[Dataset records]
++++++

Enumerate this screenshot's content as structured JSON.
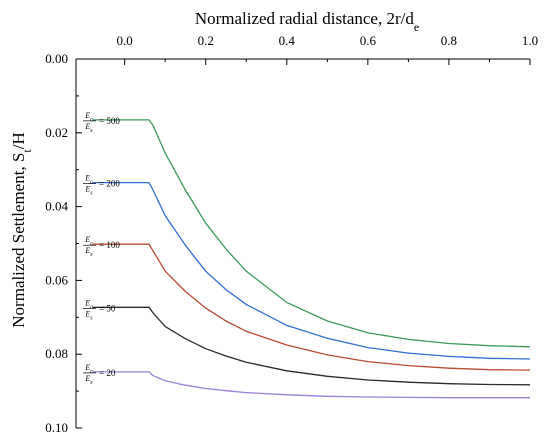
{
  "chart_data": {
    "type": "line",
    "title": "",
    "xlabel": "Normalized radial distance, 2r/d",
    "xlabel_sub": "e",
    "ylabel": "Normalized Settlement, S",
    "ylabel_sub": "t",
    "ylabel_suffix": "/H",
    "x_axis_position": "top",
    "y_axis_inverted": true,
    "xlim": [
      -0.12,
      1.0
    ],
    "ylim": [
      0.0,
      0.1
    ],
    "xticks": [
      0.0,
      0.2,
      0.4,
      0.6,
      0.8,
      1.0
    ],
    "xtick_labels": [
      "0.0",
      "0.2",
      "0.4",
      "0.6",
      "0.8",
      "1.0"
    ],
    "yticks": [
      0.0,
      0.02,
      0.04,
      0.06,
      0.08,
      0.1
    ],
    "ytick_labels": [
      "0.00",
      "0.02",
      "0.04",
      "0.06",
      "0.08",
      "0.10"
    ],
    "grid": false,
    "legend": "none",
    "series": [
      {
        "label_num": "E",
        "label_num_sub": "c",
        "label_den": "E",
        "label_den_sub": "s",
        "label_value": "= 500",
        "color": "#3a9a5a",
        "x": [
          -0.08,
          0.06,
          0.07,
          0.1,
          0.15,
          0.2,
          0.25,
          0.3,
          0.4,
          0.5,
          0.6,
          0.7,
          0.8,
          0.9,
          1.0
        ],
        "y": [
          0.0165,
          0.0165,
          0.018,
          0.0255,
          0.0355,
          0.0445,
          0.0515,
          0.0575,
          0.066,
          0.071,
          0.0742,
          0.076,
          0.0771,
          0.0777,
          0.078
        ]
      },
      {
        "label_num": "E",
        "label_num_sub": "c",
        "label_den": "E",
        "label_den_sub": "s",
        "label_value": "= 200",
        "color": "#2f6fd0",
        "x": [
          -0.08,
          0.06,
          0.07,
          0.1,
          0.15,
          0.2,
          0.25,
          0.3,
          0.4,
          0.5,
          0.6,
          0.7,
          0.8,
          0.9,
          1.0
        ],
        "y": [
          0.0335,
          0.0335,
          0.0355,
          0.0425,
          0.0505,
          0.0575,
          0.0625,
          0.0665,
          0.0722,
          0.0757,
          0.0782,
          0.0797,
          0.0806,
          0.0811,
          0.0813
        ]
      },
      {
        "label_num": "E",
        "label_num_sub": "c",
        "label_den": "E",
        "label_den_sub": "s",
        "label_value": "= 100",
        "color": "#b84a32",
        "x": [
          -0.08,
          0.06,
          0.07,
          0.1,
          0.15,
          0.2,
          0.25,
          0.3,
          0.4,
          0.5,
          0.6,
          0.7,
          0.8,
          0.9,
          1.0
        ],
        "y": [
          0.0502,
          0.0502,
          0.052,
          0.0575,
          0.063,
          0.0675,
          0.071,
          0.0738,
          0.0775,
          0.0802,
          0.082,
          0.0831,
          0.0838,
          0.0842,
          0.0843
        ]
      },
      {
        "label_num": "E",
        "label_num_sub": "c",
        "label_den": "E",
        "label_den_sub": "s",
        "label_value": "= 50",
        "color": "#2a2a2a",
        "x": [
          -0.08,
          0.06,
          0.07,
          0.1,
          0.15,
          0.2,
          0.25,
          0.3,
          0.4,
          0.5,
          0.6,
          0.7,
          0.8,
          0.9,
          1.0
        ],
        "y": [
          0.0673,
          0.0673,
          0.0688,
          0.0725,
          0.0758,
          0.0785,
          0.0805,
          0.0822,
          0.0845,
          0.086,
          0.087,
          0.0876,
          0.088,
          0.0882,
          0.0883
        ]
      },
      {
        "label_num": "E",
        "label_num_sub": "c",
        "label_den": "E",
        "label_den_sub": "s",
        "label_value": "= 20",
        "color": "#9b7fd9",
        "x": [
          -0.08,
          0.06,
          0.07,
          0.1,
          0.15,
          0.2,
          0.25,
          0.3,
          0.4,
          0.5,
          0.6,
          0.7,
          0.8,
          0.9,
          1.0
        ],
        "y": [
          0.0848,
          0.0848,
          0.0858,
          0.0872,
          0.0884,
          0.0893,
          0.0899,
          0.0904,
          0.091,
          0.0914,
          0.0916,
          0.0917,
          0.0918,
          0.0918,
          0.0918
        ]
      }
    ]
  }
}
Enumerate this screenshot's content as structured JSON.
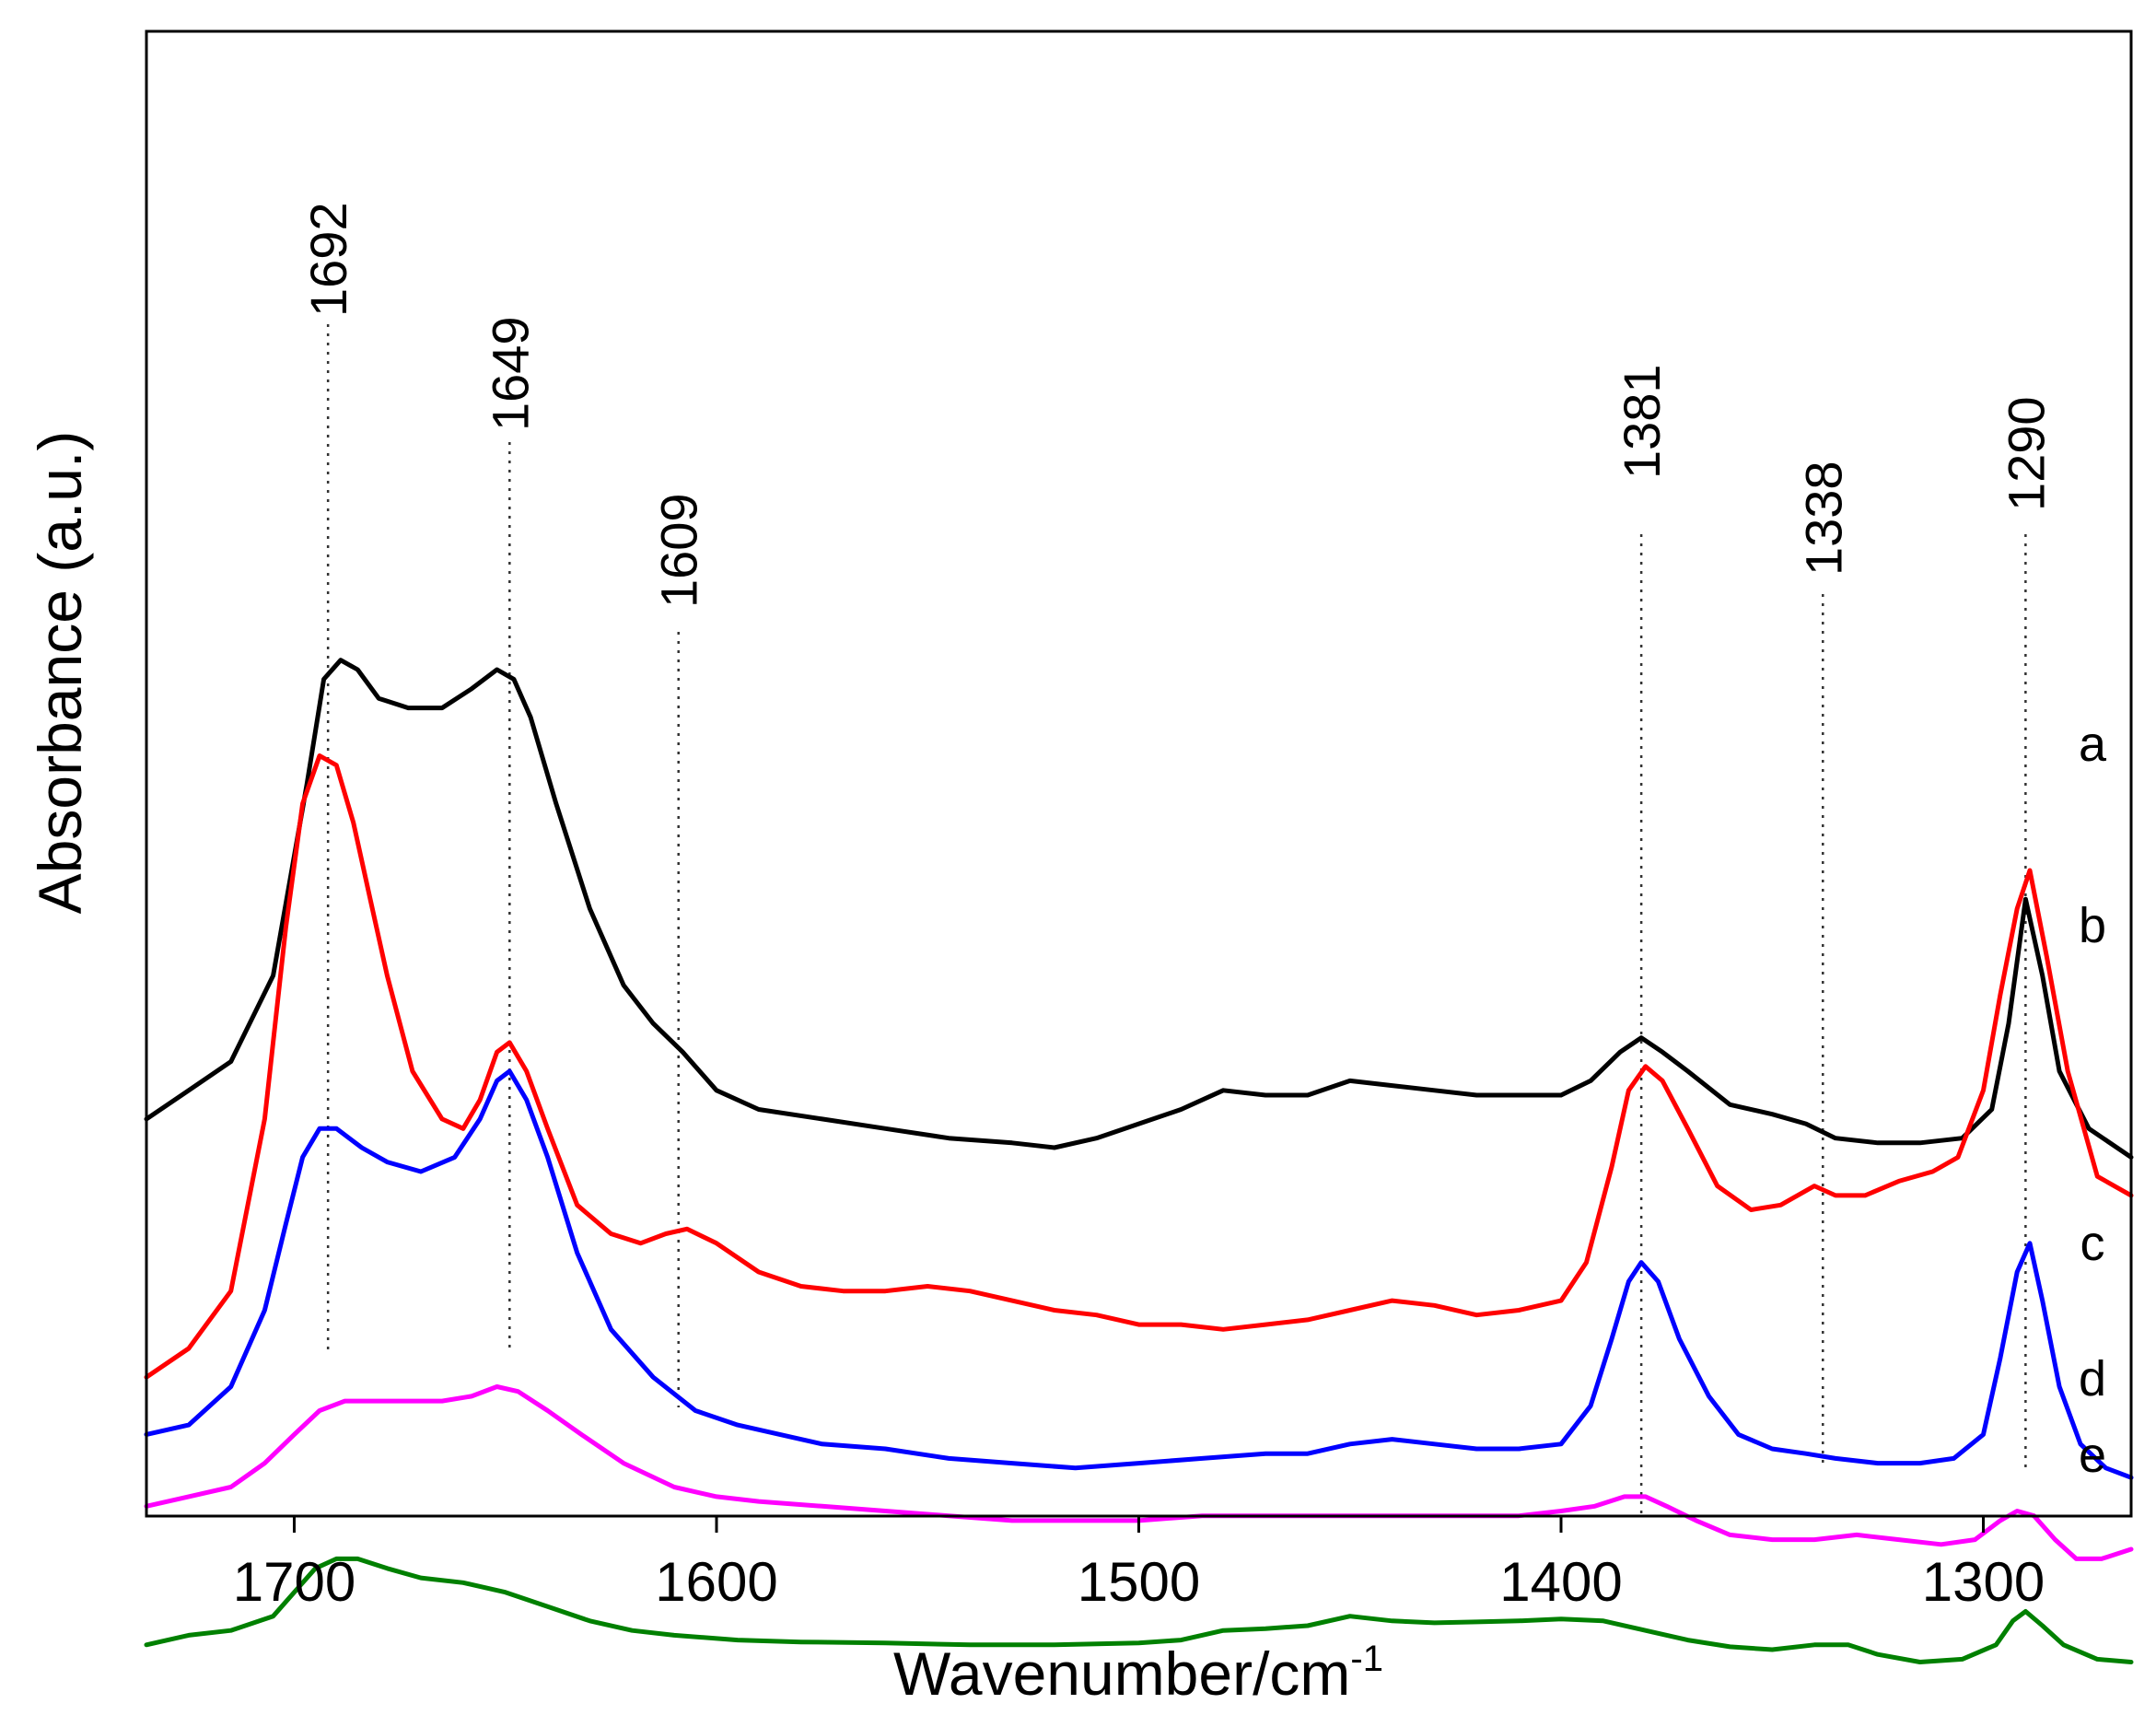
{
  "chart_data": {
    "type": "line",
    "xlabel": "Wavenumber/cm",
    "xlabel_superscript": "-1",
    "ylabel": "Absorbance (a.u.)",
    "xlim": [
      1735,
      1265
    ],
    "x_reversed": true,
    "yticks_shown": false,
    "xticks": [
      1700,
      1600,
      1500,
      1400,
      1300
    ],
    "xtick_labels": [
      "1700",
      "1600",
      "1500",
      "1400",
      "1300"
    ],
    "peak_markers": [
      {
        "x": 1692,
        "label": "1692"
      },
      {
        "x": 1649,
        "label": "1649"
      },
      {
        "x": 1609,
        "label": "1609"
      },
      {
        "x": 1381,
        "label": "1381"
      },
      {
        "x": 1338,
        "label": "1338"
      },
      {
        "x": 1290,
        "label": "1290"
      }
    ],
    "series": [
      {
        "name": "a",
        "label": "a",
        "color": "#000000",
        "points": [
          [
            1735,
            0.45
          ],
          [
            1725,
            0.48
          ],
          [
            1715,
            0.51
          ],
          [
            1705,
            0.6
          ],
          [
            1697,
            0.8
          ],
          [
            1693,
            0.91
          ],
          [
            1689,
            0.93
          ],
          [
            1685,
            0.92
          ],
          [
            1680,
            0.89
          ],
          [
            1673,
            0.88
          ],
          [
            1665,
            0.88
          ],
          [
            1658,
            0.9
          ],
          [
            1652,
            0.92
          ],
          [
            1648,
            0.91
          ],
          [
            1644,
            0.87
          ],
          [
            1638,
            0.78
          ],
          [
            1630,
            0.67
          ],
          [
            1622,
            0.59
          ],
          [
            1615,
            0.55
          ],
          [
            1608,
            0.52
          ],
          [
            1600,
            0.48
          ],
          [
            1590,
            0.46
          ],
          [
            1575,
            0.45
          ],
          [
            1560,
            0.44
          ],
          [
            1545,
            0.43
          ],
          [
            1530,
            0.425
          ],
          [
            1520,
            0.42
          ],
          [
            1510,
            0.43
          ],
          [
            1500,
            0.445
          ],
          [
            1490,
            0.46
          ],
          [
            1480,
            0.48
          ],
          [
            1470,
            0.475
          ],
          [
            1460,
            0.475
          ],
          [
            1450,
            0.49
          ],
          [
            1440,
            0.485
          ],
          [
            1430,
            0.48
          ],
          [
            1420,
            0.475
          ],
          [
            1410,
            0.475
          ],
          [
            1400,
            0.475
          ],
          [
            1393,
            0.49
          ],
          [
            1386,
            0.52
          ],
          [
            1381,
            0.535
          ],
          [
            1376,
            0.52
          ],
          [
            1370,
            0.5
          ],
          [
            1360,
            0.465
          ],
          [
            1350,
            0.455
          ],
          [
            1342,
            0.445
          ],
          [
            1335,
            0.43
          ],
          [
            1325,
            0.425
          ],
          [
            1315,
            0.425
          ],
          [
            1305,
            0.43
          ],
          [
            1298,
            0.46
          ],
          [
            1294,
            0.55
          ],
          [
            1290,
            0.68
          ],
          [
            1286,
            0.6
          ],
          [
            1282,
            0.5
          ],
          [
            1275,
            0.44
          ],
          [
            1265,
            0.41
          ]
        ]
      },
      {
        "name": "b",
        "label": "b",
        "color": "#ff0000",
        "points": [
          [
            1735,
            0.18
          ],
          [
            1725,
            0.21
          ],
          [
            1715,
            0.27
          ],
          [
            1707,
            0.45
          ],
          [
            1702,
            0.65
          ],
          [
            1698,
            0.78
          ],
          [
            1694,
            0.83
          ],
          [
            1690,
            0.82
          ],
          [
            1686,
            0.76
          ],
          [
            1682,
            0.68
          ],
          [
            1678,
            0.6
          ],
          [
            1672,
            0.5
          ],
          [
            1665,
            0.45
          ],
          [
            1660,
            0.44
          ],
          [
            1656,
            0.47
          ],
          [
            1652,
            0.52
          ],
          [
            1649,
            0.53
          ],
          [
            1645,
            0.5
          ],
          [
            1640,
            0.44
          ],
          [
            1633,
            0.36
          ],
          [
            1625,
            0.33
          ],
          [
            1618,
            0.32
          ],
          [
            1612,
            0.33
          ],
          [
            1607,
            0.335
          ],
          [
            1600,
            0.32
          ],
          [
            1590,
            0.29
          ],
          [
            1580,
            0.275
          ],
          [
            1570,
            0.27
          ],
          [
            1560,
            0.27
          ],
          [
            1550,
            0.275
          ],
          [
            1540,
            0.27
          ],
          [
            1530,
            0.26
          ],
          [
            1520,
            0.25
          ],
          [
            1510,
            0.245
          ],
          [
            1500,
            0.235
          ],
          [
            1490,
            0.235
          ],
          [
            1480,
            0.23
          ],
          [
            1470,
            0.235
          ],
          [
            1460,
            0.24
          ],
          [
            1450,
            0.25
          ],
          [
            1440,
            0.26
          ],
          [
            1430,
            0.255
          ],
          [
            1420,
            0.245
          ],
          [
            1410,
            0.25
          ],
          [
            1400,
            0.26
          ],
          [
            1394,
            0.3
          ],
          [
            1388,
            0.4
          ],
          [
            1384,
            0.48
          ],
          [
            1380,
            0.505
          ],
          [
            1376,
            0.49
          ],
          [
            1370,
            0.44
          ],
          [
            1363,
            0.38
          ],
          [
            1355,
            0.355
          ],
          [
            1348,
            0.36
          ],
          [
            1340,
            0.38
          ],
          [
            1335,
            0.37
          ],
          [
            1328,
            0.37
          ],
          [
            1320,
            0.385
          ],
          [
            1312,
            0.395
          ],
          [
            1306,
            0.41
          ],
          [
            1300,
            0.48
          ],
          [
            1296,
            0.58
          ],
          [
            1292,
            0.67
          ],
          [
            1289,
            0.71
          ],
          [
            1285,
            0.62
          ],
          [
            1280,
            0.5
          ],
          [
            1273,
            0.39
          ],
          [
            1265,
            0.37
          ]
        ]
      },
      {
        "name": "c",
        "label": "c",
        "color": "#0000ff",
        "points": [
          [
            1735,
            0.12
          ],
          [
            1725,
            0.13
          ],
          [
            1715,
            0.17
          ],
          [
            1707,
            0.25
          ],
          [
            1702,
            0.34
          ],
          [
            1698,
            0.41
          ],
          [
            1694,
            0.44
          ],
          [
            1690,
            0.44
          ],
          [
            1684,
            0.42
          ],
          [
            1678,
            0.405
          ],
          [
            1670,
            0.395
          ],
          [
            1662,
            0.41
          ],
          [
            1656,
            0.45
          ],
          [
            1652,
            0.49
          ],
          [
            1649,
            0.5
          ],
          [
            1645,
            0.47
          ],
          [
            1640,
            0.41
          ],
          [
            1633,
            0.31
          ],
          [
            1625,
            0.23
          ],
          [
            1615,
            0.18
          ],
          [
            1605,
            0.145
          ],
          [
            1595,
            0.13
          ],
          [
            1585,
            0.12
          ],
          [
            1575,
            0.11
          ],
          [
            1560,
            0.105
          ],
          [
            1545,
            0.095
          ],
          [
            1530,
            0.09
          ],
          [
            1515,
            0.085
          ],
          [
            1500,
            0.09
          ],
          [
            1485,
            0.095
          ],
          [
            1470,
            0.1
          ],
          [
            1460,
            0.1
          ],
          [
            1450,
            0.11
          ],
          [
            1440,
            0.115
          ],
          [
            1430,
            0.11
          ],
          [
            1420,
            0.105
          ],
          [
            1410,
            0.105
          ],
          [
            1400,
            0.11
          ],
          [
            1393,
            0.15
          ],
          [
            1388,
            0.22
          ],
          [
            1384,
            0.28
          ],
          [
            1381,
            0.3
          ],
          [
            1377,
            0.28
          ],
          [
            1372,
            0.22
          ],
          [
            1365,
            0.16
          ],
          [
            1358,
            0.12
          ],
          [
            1350,
            0.105
          ],
          [
            1342,
            0.1
          ],
          [
            1335,
            0.095
          ],
          [
            1325,
            0.09
          ],
          [
            1315,
            0.09
          ],
          [
            1307,
            0.095
          ],
          [
            1300,
            0.12
          ],
          [
            1296,
            0.2
          ],
          [
            1292,
            0.29
          ],
          [
            1289,
            0.32
          ],
          [
            1286,
            0.26
          ],
          [
            1282,
            0.17
          ],
          [
            1277,
            0.11
          ],
          [
            1271,
            0.085
          ],
          [
            1265,
            0.075
          ]
        ]
      },
      {
        "name": "d",
        "label": "d",
        "color": "#ff00ff",
        "points": [
          [
            1735,
            0.045
          ],
          [
            1725,
            0.055
          ],
          [
            1715,
            0.065
          ],
          [
            1707,
            0.09
          ],
          [
            1700,
            0.12
          ],
          [
            1694,
            0.145
          ],
          [
            1688,
            0.155
          ],
          [
            1680,
            0.155
          ],
          [
            1672,
            0.155
          ],
          [
            1665,
            0.155
          ],
          [
            1658,
            0.16
          ],
          [
            1652,
            0.17
          ],
          [
            1647,
            0.165
          ],
          [
            1640,
            0.145
          ],
          [
            1632,
            0.12
          ],
          [
            1622,
            0.09
          ],
          [
            1610,
            0.065
          ],
          [
            1600,
            0.055
          ],
          [
            1590,
            0.05
          ],
          [
            1575,
            0.045
          ],
          [
            1560,
            0.04
          ],
          [
            1545,
            0.035
          ],
          [
            1530,
            0.03
          ],
          [
            1515,
            0.03
          ],
          [
            1500,
            0.03
          ],
          [
            1485,
            0.035
          ],
          [
            1470,
            0.035
          ],
          [
            1455,
            0.035
          ],
          [
            1440,
            0.035
          ],
          [
            1425,
            0.035
          ],
          [
            1410,
            0.035
          ],
          [
            1400,
            0.04
          ],
          [
            1392,
            0.045
          ],
          [
            1385,
            0.055
          ],
          [
            1380,
            0.055
          ],
          [
            1375,
            0.045
          ],
          [
            1368,
            0.03
          ],
          [
            1360,
            0.015
          ],
          [
            1350,
            0.01
          ],
          [
            1340,
            0.01
          ],
          [
            1330,
            0.015
          ],
          [
            1320,
            0.01
          ],
          [
            1310,
            0.005
          ],
          [
            1302,
            0.01
          ],
          [
            1296,
            0.03
          ],
          [
            1292,
            0.04
          ],
          [
            1288,
            0.035
          ],
          [
            1283,
            0.01
          ],
          [
            1278,
            -0.01
          ],
          [
            1272,
            -0.01
          ],
          [
            1265,
            0.0
          ]
        ]
      },
      {
        "name": "e",
        "label": "e",
        "color": "#008000",
        "points": [
          [
            1735,
            -0.1
          ],
          [
            1725,
            -0.09
          ],
          [
            1715,
            -0.085
          ],
          [
            1705,
            -0.07
          ],
          [
            1699,
            -0.04
          ],
          [
            1695,
            -0.02
          ],
          [
            1690,
            -0.01
          ],
          [
            1685,
            -0.01
          ],
          [
            1678,
            -0.02
          ],
          [
            1670,
            -0.03
          ],
          [
            1660,
            -0.035
          ],
          [
            1650,
            -0.045
          ],
          [
            1640,
            -0.06
          ],
          [
            1630,
            -0.075
          ],
          [
            1620,
            -0.085
          ],
          [
            1610,
            -0.09
          ],
          [
            1595,
            -0.095
          ],
          [
            1580,
            -0.097
          ],
          [
            1560,
            -0.098
          ],
          [
            1540,
            -0.1
          ],
          [
            1520,
            -0.1
          ],
          [
            1500,
            -0.098
          ],
          [
            1490,
            -0.095
          ],
          [
            1480,
            -0.085
          ],
          [
            1470,
            -0.083
          ],
          [
            1460,
            -0.08
          ],
          [
            1450,
            -0.07
          ],
          [
            1440,
            -0.075
          ],
          [
            1430,
            -0.077
          ],
          [
            1420,
            -0.076
          ],
          [
            1410,
            -0.075
          ],
          [
            1400,
            -0.073
          ],
          [
            1390,
            -0.075
          ],
          [
            1380,
            -0.085
          ],
          [
            1370,
            -0.095
          ],
          [
            1360,
            -0.102
          ],
          [
            1350,
            -0.105
          ],
          [
            1340,
            -0.1
          ],
          [
            1332,
            -0.1
          ],
          [
            1325,
            -0.11
          ],
          [
            1315,
            -0.118
          ],
          [
            1305,
            -0.115
          ],
          [
            1297,
            -0.1
          ],
          [
            1293,
            -0.075
          ],
          [
            1290,
            -0.065
          ],
          [
            1286,
            -0.08
          ],
          [
            1281,
            -0.1
          ],
          [
            1273,
            -0.115
          ],
          [
            1265,
            -0.118
          ]
        ]
      }
    ]
  }
}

++++++

→ TO BE DONE
Show the lines that mention the word "true".

→ CORRECT RESULT
    "y_axis_inverted": true,
    "x_reversed": true,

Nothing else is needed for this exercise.